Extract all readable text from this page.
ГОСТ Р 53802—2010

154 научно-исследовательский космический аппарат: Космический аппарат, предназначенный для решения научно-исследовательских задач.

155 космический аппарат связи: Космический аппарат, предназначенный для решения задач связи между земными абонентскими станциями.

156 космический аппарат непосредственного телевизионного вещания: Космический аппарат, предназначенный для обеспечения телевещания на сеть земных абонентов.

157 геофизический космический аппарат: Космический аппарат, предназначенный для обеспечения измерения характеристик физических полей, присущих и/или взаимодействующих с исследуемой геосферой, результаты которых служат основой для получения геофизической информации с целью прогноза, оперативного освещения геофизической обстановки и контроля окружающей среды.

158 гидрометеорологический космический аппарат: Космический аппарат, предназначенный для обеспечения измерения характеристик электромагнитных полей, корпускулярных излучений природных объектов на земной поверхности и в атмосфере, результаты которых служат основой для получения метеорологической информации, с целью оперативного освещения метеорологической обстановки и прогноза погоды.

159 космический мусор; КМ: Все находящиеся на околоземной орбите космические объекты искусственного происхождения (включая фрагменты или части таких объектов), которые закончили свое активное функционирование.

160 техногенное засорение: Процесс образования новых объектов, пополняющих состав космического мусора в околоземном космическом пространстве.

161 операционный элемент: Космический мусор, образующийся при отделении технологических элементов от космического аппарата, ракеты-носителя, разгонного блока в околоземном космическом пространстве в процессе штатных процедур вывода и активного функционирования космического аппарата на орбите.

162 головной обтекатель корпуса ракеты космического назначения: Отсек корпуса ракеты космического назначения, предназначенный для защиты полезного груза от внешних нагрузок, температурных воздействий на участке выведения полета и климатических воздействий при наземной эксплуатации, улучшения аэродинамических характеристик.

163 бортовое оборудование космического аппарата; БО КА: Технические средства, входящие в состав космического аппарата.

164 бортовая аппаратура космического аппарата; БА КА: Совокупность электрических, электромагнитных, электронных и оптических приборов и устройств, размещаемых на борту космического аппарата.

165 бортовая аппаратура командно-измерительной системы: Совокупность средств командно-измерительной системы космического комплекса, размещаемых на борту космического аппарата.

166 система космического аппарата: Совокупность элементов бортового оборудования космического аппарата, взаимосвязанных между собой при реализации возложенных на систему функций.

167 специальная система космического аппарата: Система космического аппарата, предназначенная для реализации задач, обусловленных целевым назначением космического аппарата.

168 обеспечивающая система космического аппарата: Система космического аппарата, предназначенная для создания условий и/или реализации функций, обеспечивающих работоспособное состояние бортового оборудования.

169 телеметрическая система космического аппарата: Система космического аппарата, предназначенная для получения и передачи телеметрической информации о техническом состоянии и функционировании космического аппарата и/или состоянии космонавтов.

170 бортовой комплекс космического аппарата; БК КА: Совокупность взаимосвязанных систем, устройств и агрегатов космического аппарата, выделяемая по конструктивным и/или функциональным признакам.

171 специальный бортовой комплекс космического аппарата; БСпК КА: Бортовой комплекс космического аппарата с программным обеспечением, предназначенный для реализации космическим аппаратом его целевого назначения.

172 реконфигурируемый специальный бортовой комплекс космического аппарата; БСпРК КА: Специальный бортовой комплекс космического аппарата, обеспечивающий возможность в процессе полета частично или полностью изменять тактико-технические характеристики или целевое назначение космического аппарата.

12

....

Instructions to follow:
Output the records above in their entirety, exactly.

Written response:
Extract all readable text from this page.
ГОСТ Р 53802—2010

154 научно-исследовательский космический аппарат: Космический аппарат, предназначенный для решения научно-исследовательских задач.

155 космический аппарат связи: Космический аппарат, предназначенный для решения задач связи между земными абонентскими станциями.

156 космический аппарат непосредственного телевизионного вещания: Космический аппарат, предназначенный для обеспечения телевещания на сеть земных абонентов.

157 геофизический космический аппарат: Космический аппарат, предназначенный для обеспечения измерения характеристик физических полей, присущих и/или взаимодействующих с исследуемой геосферой, результаты которых служат основой для получения геофизической информации с целью прогноза, оперативного освещения геофизической обстановки и контроля окружающей среды.

158 гидрометеорологический космический аппарат: Космический аппарат, предназначенный для обеспечения измерения характеристик электромагнитных полей, корпускулярных излучений природных объектов на земной поверхности и в атмосфере, результаты которых служат основой для получения метеорологической информации, с целью оперативного освещения метеорологической обстановки и прогноза погоды.

159 космический мусор; КМ: Все находящиеся на околоземной орбите космические объекты искусственного происхождения (включая фрагменты или части таких объектов), которые закончили свое активное функционирование.

160 техногенное засорение: Процесс образования новых объектов, пополняющих состав космического мусора в околоземном космическом пространстве.

161 операционный элемент: Космический мусор, образующийся при отделении технологических элементов от космического аппарата, ракеты-носителя, разгонного блока в околоземном космическом пространстве в процессе штатных процедур вывода и активного функционирования космического аппарата на орбите.

162 головной обтекатель корпуса ракеты космического назначения: Отсек корпуса ракеты космического назначения, предназначенный для защиты полезного груза от внешних нагрузок, температурных воздействий на участке выведения полета и климатических воздействий при наземной эксплуатации, улучшения аэродинамических характеристик.

163 бортовое оборудование космического аппарата; БО КА: Технические средства, входящие в состав космического аппарата.

164 бортовая аппаратура космического аппарата; БА КА: Совокупность электрических, электромагнитных, электронных и оптических приборов и устройств, размещаемых на борту космического аппарата.

165 бортовая аппаратура командно-измерительной системы: Совокупность средств командно-измерительной системы космического комплекса, размещаемых на борту космического аппарата.

166 система космического аппарата: Совокупность элементов бортового оборудования космического аппарата, взаимосвязанных между собой при реализации возложенных на систему функций.

167 специальная система космического аппарата: Система космического аппарата, предназначенная для реализации задач, обусловленных целевым назначением космического аппарата.

168 обеспечивающая система космического аппарата: Система космического аппарата, предназначенная для создания условий и/или реализации функций, обеспечивающих работоспособное состояние бортового оборудования.

169 телеметрическая система космического аппарата: Система космического аппарата, предназначенная для получения и передачи телеметрической информации о техническом состоянии и функционировании космического аппарата и/или состоянии космонавтов.

170 бортовой комплекс космического аппарата; БК КА: Совокупность взаимосвязанных систем, устройств и агрегатов космического аппарата, выделяемая по конструктивным и/или функциональным признакам.

171 специальный бортовой комплекс космического аппарата; БСпК КА: Бортовой комплекс космического аппарата с программным обеспечением, предназначенный для реализации космическим аппаратом его целевого назначения.

172 реконфигурируемый специальный бортовой комплекс космического аппарата; БСпРК КА: Специальный бортовой комплекс космического аппарата, обеспечивающий возможность в процессе полета частично или полностью изменять тактико-технические характеристики или целевое назначение космического аппарата.

12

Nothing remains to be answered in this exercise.